--- Start of Task data ---

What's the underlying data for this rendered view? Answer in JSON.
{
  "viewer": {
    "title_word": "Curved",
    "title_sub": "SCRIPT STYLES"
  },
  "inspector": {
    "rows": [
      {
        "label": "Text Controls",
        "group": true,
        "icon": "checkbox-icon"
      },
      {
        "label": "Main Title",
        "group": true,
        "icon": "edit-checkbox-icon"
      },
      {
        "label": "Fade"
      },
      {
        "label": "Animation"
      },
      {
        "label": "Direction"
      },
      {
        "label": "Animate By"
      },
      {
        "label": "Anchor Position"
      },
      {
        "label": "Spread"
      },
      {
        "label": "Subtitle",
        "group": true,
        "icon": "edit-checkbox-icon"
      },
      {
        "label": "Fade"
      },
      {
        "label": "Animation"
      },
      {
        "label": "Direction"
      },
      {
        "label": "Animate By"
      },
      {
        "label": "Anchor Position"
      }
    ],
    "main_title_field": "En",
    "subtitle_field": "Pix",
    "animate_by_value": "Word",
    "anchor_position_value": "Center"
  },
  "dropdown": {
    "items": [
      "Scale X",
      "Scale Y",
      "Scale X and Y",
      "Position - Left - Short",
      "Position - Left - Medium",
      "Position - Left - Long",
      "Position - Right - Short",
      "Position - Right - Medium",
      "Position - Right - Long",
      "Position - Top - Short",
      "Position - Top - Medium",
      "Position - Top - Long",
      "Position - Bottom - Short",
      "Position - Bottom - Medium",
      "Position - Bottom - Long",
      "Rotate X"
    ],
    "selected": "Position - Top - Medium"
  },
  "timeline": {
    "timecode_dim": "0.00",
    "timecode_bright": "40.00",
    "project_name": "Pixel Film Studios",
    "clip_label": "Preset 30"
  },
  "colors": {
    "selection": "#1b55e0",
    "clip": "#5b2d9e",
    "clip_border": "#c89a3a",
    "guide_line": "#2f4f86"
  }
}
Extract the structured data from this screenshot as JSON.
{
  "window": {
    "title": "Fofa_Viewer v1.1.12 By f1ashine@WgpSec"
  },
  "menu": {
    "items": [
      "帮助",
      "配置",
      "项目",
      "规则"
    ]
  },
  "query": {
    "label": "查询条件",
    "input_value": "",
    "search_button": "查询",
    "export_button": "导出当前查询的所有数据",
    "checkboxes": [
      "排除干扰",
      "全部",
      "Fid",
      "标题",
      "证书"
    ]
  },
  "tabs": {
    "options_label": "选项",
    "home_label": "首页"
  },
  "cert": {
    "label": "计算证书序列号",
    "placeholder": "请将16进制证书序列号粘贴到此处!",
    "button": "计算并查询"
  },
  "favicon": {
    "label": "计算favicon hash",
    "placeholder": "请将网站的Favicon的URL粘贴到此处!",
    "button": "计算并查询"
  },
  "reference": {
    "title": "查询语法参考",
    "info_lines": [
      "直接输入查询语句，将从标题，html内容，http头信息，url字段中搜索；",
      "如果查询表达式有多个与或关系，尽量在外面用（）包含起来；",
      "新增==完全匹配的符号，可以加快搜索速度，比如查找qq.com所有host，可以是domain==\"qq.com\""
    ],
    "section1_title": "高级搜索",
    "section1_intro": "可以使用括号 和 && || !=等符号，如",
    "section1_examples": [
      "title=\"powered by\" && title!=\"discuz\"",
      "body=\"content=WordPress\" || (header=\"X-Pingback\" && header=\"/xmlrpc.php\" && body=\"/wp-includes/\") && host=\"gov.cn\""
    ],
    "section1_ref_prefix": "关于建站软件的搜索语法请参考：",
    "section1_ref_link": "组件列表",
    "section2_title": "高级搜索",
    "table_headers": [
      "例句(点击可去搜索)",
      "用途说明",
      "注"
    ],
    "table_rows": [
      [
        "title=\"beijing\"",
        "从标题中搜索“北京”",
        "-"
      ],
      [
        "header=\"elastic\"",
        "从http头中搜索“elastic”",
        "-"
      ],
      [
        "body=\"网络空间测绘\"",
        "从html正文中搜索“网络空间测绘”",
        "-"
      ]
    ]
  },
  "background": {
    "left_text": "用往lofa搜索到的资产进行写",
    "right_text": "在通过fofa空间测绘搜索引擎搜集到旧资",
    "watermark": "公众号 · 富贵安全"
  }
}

--- End of Task data ---

> **The problem**
From the records above, extract every entry verbatim.

> **Answer in full**
What's the underlying data for this rendered view? Answer in JSON.
{
  "viewer": {
    "title_word": "Curved",
    "title_sub": "SCRIPT STYLES"
  },
  "inspector": {
    "rows": [
      {
        "label": "Text Controls",
        "group": true,
        "icon": "checkbox-icon"
      },
      {
        "label": "Main Title",
        "group": true,
        "icon": "edit-checkbox-icon"
      },
      {
        "label": "Fade"
      },
      {
        "label": "Animation"
      },
      {
        "label": "Direction"
      },
      {
        "label": "Animate By"
      },
      {
        "label": "Anchor Position"
      },
      {
        "label": "Spread"
      },
      {
        "label": "Subtitle",
        "group": true,
        "icon": "edit-checkbox-icon"
      },
      {
        "label": "Fade"
      },
      {
        "label": "Animation"
      },
      {
        "label": "Direction"
      },
      {
        "label": "Animate By"
      },
      {
        "label": "Anchor Position"
      }
    ],
    "main_title_field": "En",
    "subtitle_field": "Pix",
    "animate_by_value": "Word",
    "anchor_position_value": "Center"
  },
  "dropdown": {
    "items": [
      "Scale X",
      "Scale Y",
      "Scale X and Y",
      "Position - Left - Short",
      "Position - Left - Medium",
      "Position - Left - Long",
      "Position - Right - Short",
      "Position - Right - Medium",
      "Position - Right - Long",
      "Position - Top - Short",
      "Position - Top - Medium",
      "Position - Top - Long",
      "Position - Bottom - Short",
      "Position - Bottom - Medium",
      "Position - Bottom - Long",
      "Rotate X"
    ],
    "selected": "Position - Top - Medium"
  },
  "timeline": {
    "timecode_dim": "0.00",
    "timecode_bright": "40.00",
    "project_name": "Pixel Film Studios",
    "clip_label": "Preset 30"
  },
  "colors": {
    "selection": "#1b55e0",
    "clip": "#5b2d9e",
    "clip_border": "#c89a3a",
    "guide_line": "#2f4f86"
  }
}
Extract the structured data from this screenshot as JSON.
{
  "window": {
    "title": "Fofa_Viewer v1.1.12 By f1ashine@WgpSec"
  },
  "menu": {
    "items": [
      "帮助",
      "配置",
      "项目",
      "规则"
    ]
  },
  "query": {
    "label": "查询条件",
    "input_value": "",
    "search_button": "查询",
    "export_button": "导出当前查询的所有数据",
    "checkboxes": [
      "排除干扰",
      "全部",
      "Fid",
      "标题",
      "证书"
    ]
  },
  "tabs": {
    "options_label": "选项",
    "home_label": "首页"
  },
  "cert": {
    "label": "计算证书序列号",
    "placeholder": "请将16进制证书序列号粘贴到此处!",
    "button": "计算并查询"
  },
  "favicon": {
    "label": "计算favicon hash",
    "placeholder": "请将网站的Favicon的URL粘贴到此处!",
    "button": "计算并查询"
  },
  "reference": {
    "title": "查询语法参考",
    "info_lines": [
      "直接输入查询语句，将从标题，html内容，http头信息，url字段中搜索；",
      "如果查询表达式有多个与或关系，尽量在外面用（）包含起来；",
      "新增==完全匹配的符号，可以加快搜索速度，比如查找qq.com所有host，可以是domain==\"qq.com\""
    ],
    "section1_title": "高级搜索",
    "section1_intro": "可以使用括号 和 && || !=等符号，如",
    "section1_examples": [
      "title=\"powered by\" && title!=\"discuz\"",
      "body=\"content=WordPress\" || (header=\"X-Pingback\" && header=\"/xmlrpc.php\" && body=\"/wp-includes/\") && host=\"gov.cn\""
    ],
    "section1_ref_prefix": "关于建站软件的搜索语法请参考：",
    "section1_ref_link": "组件列表",
    "section2_title": "高级搜索",
    "table_headers": [
      "例句(点击可去搜索)",
      "用途说明",
      "注"
    ],
    "table_rows": [
      [
        "title=\"beijing\"",
        "从标题中搜索“北京”",
        "-"
      ],
      [
        "header=\"elastic\"",
        "从http头中搜索“elastic”",
        "-"
      ],
      [
        "body=\"网络空间测绘\"",
        "从html正文中搜索“网络空间测绘”",
        "-"
      ]
    ]
  },
  "background": {
    "left_text": "用往lofa搜索到的资产进行写",
    "right_text": "在通过fofa空间测绘搜索引擎搜集到旧资",
    "watermark": "公众号 · 富贵安全"
  }
}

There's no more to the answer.